TASK DIRECTIONS => Look through the listing below and work out how many of its lines hold the word "Cells". Give only the number.

Dataset records on visual material:

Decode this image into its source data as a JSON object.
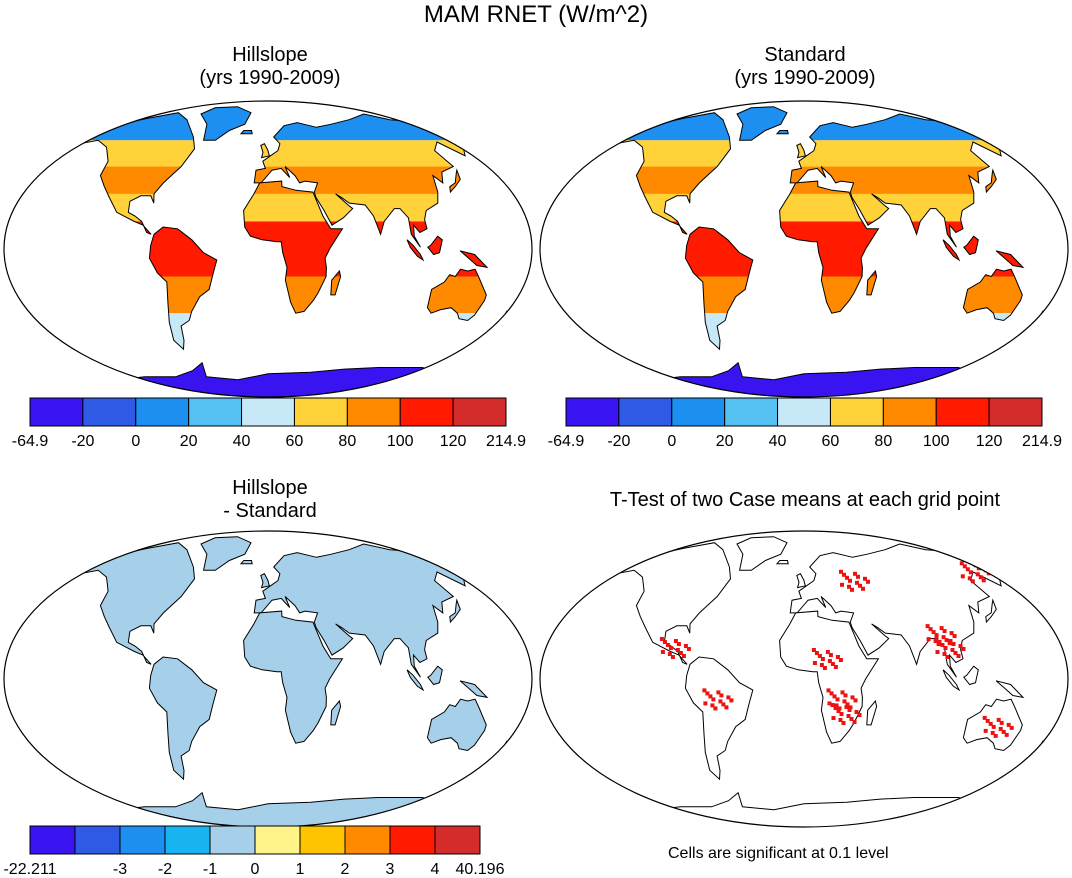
{
  "title": "MAM RNET (W/m^2)",
  "panels": [
    {
      "id": "hillslope",
      "title_line1": "Hillslope",
      "title_line2": "(yrs 1990-2009)"
    },
    {
      "id": "standard",
      "title_line1": "Standard",
      "title_line2": "(yrs 1990-2009)"
    },
    {
      "id": "difference",
      "title_line1": "Hillslope",
      "title_line2": "- Standard"
    },
    {
      "id": "ttest",
      "title_line1": "T-Test of two Case means at each grid point",
      "title_line2": ""
    }
  ],
  "note": "Cells are significant at 0.1 level",
  "colors": {
    "land_fill_diff": "#a6cfe9",
    "land_fill_ttest": "#ffffff",
    "significant": "#ee1111",
    "coastline": "#000000"
  },
  "chart_data": [
    {
      "type": "heatmap",
      "panel": "hillslope",
      "colorbar": {
        "labels": [
          "-64.9",
          "-20",
          "0",
          "20",
          "40",
          "60",
          "80",
          "100",
          "120",
          "214.9"
        ],
        "colors": [
          "#3a14f0",
          "#2f5ae6",
          "#1c8ff0",
          "#55c0f2",
          "#c6e8f7",
          "#ffd23a",
          "#ff8a00",
          "#ff1a00",
          "#d42b2b"
        ]
      }
    },
    {
      "type": "heatmap",
      "panel": "standard",
      "colorbar": {
        "labels": [
          "-64.9",
          "-20",
          "0",
          "20",
          "40",
          "60",
          "80",
          "100",
          "120",
          "214.9"
        ],
        "colors": [
          "#3a14f0",
          "#2f5ae6",
          "#1c8ff0",
          "#55c0f2",
          "#c6e8f7",
          "#ffd23a",
          "#ff8a00",
          "#ff1a00",
          "#d42b2b"
        ]
      }
    },
    {
      "type": "heatmap",
      "panel": "difference",
      "colorbar": {
        "labels": [
          "-22.211",
          "",
          "-3",
          "-2",
          "-1",
          "0",
          "1",
          "2",
          "3",
          "4",
          "40.196"
        ],
        "colors": [
          "#3a14f0",
          "#2f5ae6",
          "#1c8ff0",
          "#18b4f2",
          "#a6cfe9",
          "#fff48a",
          "#ffc400",
          "#ff8a00",
          "#ff1a00",
          "#d42b2b"
        ]
      }
    },
    {
      "type": "heatmap",
      "panel": "ttest",
      "legend": "Cells are significant at 0.1 level"
    }
  ]
}
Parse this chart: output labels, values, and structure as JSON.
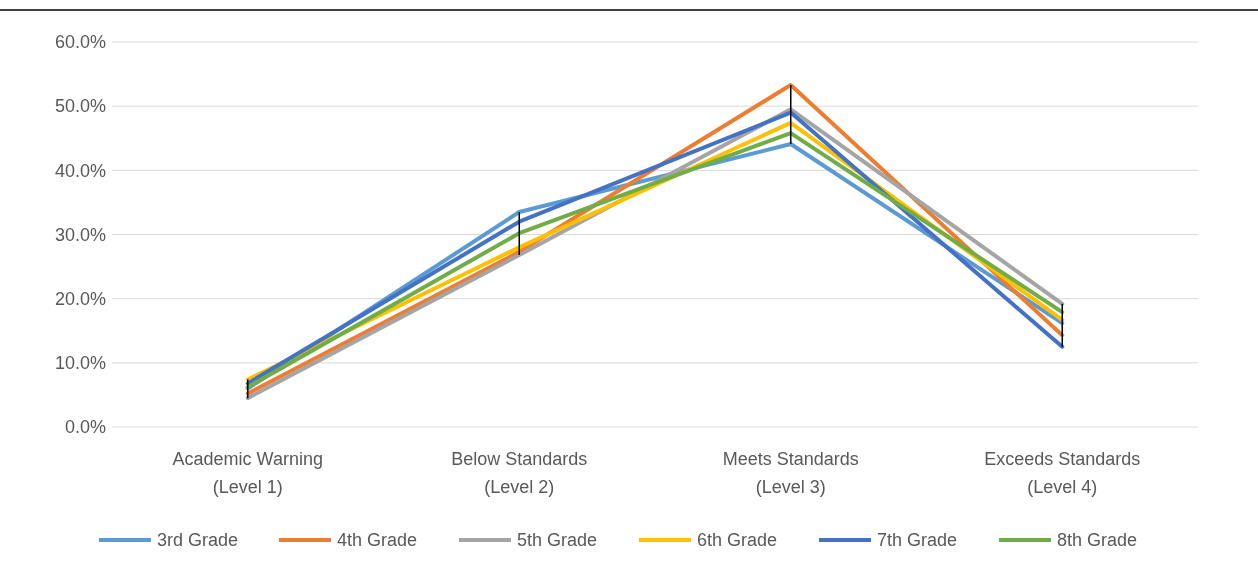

FINAL RESULT => 2